* Data listing

....

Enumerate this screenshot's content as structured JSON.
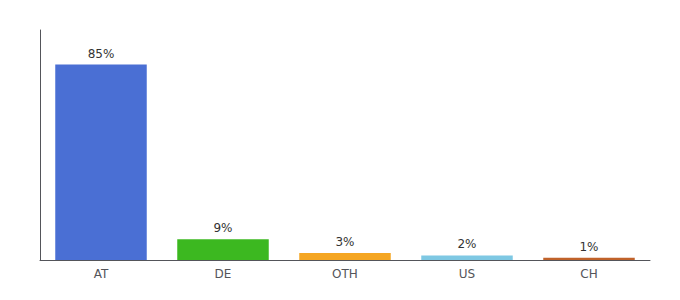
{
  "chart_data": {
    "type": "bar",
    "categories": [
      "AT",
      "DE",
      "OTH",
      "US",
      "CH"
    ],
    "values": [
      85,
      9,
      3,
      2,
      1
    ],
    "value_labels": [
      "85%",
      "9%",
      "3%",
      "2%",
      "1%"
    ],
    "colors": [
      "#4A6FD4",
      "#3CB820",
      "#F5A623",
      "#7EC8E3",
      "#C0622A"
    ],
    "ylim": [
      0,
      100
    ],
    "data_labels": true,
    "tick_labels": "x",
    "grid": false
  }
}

....

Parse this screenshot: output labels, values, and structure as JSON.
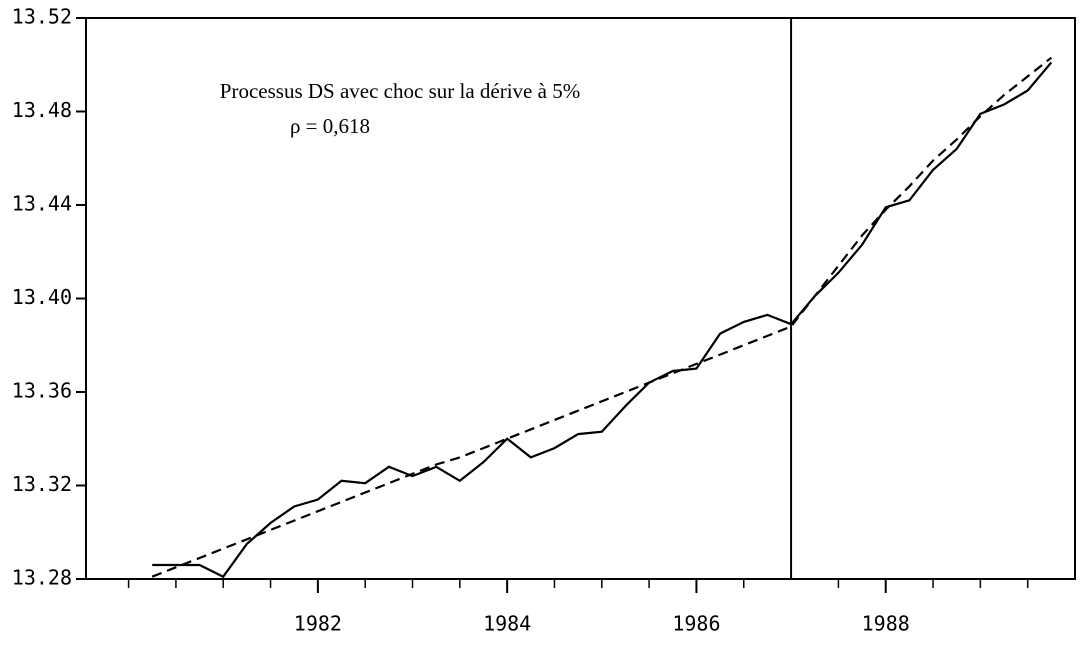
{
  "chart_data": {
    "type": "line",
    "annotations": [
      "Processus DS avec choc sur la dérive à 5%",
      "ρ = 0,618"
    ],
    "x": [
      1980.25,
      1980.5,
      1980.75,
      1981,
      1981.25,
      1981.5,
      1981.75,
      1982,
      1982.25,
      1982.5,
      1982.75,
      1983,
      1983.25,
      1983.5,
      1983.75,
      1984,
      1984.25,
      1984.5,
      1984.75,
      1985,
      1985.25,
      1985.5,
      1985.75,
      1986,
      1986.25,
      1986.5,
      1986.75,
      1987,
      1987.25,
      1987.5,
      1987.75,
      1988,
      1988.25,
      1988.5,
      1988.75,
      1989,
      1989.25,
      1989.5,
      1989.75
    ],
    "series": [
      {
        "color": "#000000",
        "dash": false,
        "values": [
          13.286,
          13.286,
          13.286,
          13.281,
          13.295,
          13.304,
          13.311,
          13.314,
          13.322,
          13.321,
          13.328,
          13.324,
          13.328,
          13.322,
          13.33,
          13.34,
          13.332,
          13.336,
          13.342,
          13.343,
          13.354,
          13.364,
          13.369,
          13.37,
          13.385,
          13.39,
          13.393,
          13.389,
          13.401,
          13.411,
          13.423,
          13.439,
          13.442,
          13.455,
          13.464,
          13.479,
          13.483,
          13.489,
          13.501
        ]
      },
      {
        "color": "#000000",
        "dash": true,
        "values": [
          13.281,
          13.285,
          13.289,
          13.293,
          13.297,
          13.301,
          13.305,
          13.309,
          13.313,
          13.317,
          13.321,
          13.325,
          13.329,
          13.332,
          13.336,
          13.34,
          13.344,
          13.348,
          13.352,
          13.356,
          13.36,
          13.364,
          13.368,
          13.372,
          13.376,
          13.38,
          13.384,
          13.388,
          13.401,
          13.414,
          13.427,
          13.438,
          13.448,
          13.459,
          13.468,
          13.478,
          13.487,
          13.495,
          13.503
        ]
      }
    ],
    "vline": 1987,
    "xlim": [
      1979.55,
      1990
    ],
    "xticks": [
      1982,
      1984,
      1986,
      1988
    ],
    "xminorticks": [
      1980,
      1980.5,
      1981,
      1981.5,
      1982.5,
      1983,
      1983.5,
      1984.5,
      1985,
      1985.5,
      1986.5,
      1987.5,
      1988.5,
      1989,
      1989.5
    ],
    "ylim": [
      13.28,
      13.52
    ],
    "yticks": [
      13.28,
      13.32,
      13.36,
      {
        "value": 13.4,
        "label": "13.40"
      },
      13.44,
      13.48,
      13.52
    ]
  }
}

....

* What the task asks
From the data above, copy each line where the string "values" appears.

* Task response
    "values": [
Parse this screenshot: output labels, values, and structure as JSON.
        "values": [
        "values": [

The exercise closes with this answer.